(Task requirements) Tally the lines in the records below that contain the string "Control", and give only that number.

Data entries

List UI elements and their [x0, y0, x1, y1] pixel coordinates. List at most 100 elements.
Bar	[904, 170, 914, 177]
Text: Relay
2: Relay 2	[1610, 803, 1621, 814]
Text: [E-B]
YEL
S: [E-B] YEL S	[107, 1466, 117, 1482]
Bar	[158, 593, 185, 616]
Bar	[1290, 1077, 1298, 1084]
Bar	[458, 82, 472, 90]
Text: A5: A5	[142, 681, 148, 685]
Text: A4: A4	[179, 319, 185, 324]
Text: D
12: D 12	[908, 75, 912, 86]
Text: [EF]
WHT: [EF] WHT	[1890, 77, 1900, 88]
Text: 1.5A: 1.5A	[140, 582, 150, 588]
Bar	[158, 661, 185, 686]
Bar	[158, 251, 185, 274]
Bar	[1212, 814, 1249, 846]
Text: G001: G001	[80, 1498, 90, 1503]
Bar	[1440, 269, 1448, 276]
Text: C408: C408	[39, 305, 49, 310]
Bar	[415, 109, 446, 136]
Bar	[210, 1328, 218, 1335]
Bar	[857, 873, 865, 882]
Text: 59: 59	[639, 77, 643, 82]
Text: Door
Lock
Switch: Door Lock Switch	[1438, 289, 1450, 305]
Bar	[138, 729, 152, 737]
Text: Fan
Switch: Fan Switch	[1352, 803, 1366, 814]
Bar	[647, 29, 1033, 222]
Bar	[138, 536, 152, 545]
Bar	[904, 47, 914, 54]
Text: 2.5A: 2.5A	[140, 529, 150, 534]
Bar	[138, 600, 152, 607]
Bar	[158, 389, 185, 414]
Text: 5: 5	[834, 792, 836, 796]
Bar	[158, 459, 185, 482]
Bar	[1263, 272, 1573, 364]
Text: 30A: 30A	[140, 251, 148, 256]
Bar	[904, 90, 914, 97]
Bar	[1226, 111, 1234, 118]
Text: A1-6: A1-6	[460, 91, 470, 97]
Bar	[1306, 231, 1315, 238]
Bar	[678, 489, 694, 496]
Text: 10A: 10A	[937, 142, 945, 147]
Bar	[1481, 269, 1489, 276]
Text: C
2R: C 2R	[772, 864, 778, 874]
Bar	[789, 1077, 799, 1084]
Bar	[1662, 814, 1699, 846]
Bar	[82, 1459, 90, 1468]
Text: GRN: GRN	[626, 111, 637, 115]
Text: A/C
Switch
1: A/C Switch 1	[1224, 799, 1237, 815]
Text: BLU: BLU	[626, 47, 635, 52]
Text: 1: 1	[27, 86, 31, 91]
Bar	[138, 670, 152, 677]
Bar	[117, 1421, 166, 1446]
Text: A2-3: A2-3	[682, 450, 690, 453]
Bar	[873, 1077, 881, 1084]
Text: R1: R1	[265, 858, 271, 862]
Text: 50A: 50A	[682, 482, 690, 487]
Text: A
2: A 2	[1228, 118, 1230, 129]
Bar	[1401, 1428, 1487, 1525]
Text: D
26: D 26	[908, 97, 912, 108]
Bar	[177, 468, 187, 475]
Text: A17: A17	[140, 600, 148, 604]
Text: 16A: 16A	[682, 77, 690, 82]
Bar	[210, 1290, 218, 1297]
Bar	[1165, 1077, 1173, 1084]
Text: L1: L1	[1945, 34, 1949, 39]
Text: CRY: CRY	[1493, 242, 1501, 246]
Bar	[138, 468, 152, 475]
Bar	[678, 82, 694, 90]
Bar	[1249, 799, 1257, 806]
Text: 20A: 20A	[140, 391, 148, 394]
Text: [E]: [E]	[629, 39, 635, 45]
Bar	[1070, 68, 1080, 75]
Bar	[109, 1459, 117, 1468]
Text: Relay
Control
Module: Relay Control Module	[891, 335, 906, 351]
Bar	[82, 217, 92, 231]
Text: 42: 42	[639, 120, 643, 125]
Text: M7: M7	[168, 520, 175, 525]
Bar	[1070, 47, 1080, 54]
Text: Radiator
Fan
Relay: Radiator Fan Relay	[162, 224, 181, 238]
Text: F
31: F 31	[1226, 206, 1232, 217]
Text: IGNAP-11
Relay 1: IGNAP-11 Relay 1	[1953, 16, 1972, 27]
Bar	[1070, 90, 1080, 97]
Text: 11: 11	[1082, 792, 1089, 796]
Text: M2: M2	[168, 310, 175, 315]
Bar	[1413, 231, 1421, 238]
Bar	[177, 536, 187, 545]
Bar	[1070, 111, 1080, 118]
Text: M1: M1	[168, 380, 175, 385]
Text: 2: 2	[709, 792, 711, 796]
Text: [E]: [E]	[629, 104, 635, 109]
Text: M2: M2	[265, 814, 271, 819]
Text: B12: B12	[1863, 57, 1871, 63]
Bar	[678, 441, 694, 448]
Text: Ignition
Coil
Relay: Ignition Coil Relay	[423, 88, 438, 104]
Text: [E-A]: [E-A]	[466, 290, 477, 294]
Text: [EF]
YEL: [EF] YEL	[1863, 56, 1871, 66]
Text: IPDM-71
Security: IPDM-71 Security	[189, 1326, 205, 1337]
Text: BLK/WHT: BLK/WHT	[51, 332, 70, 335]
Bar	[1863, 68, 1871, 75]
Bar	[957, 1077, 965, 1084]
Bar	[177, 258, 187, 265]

(Result for this task) 2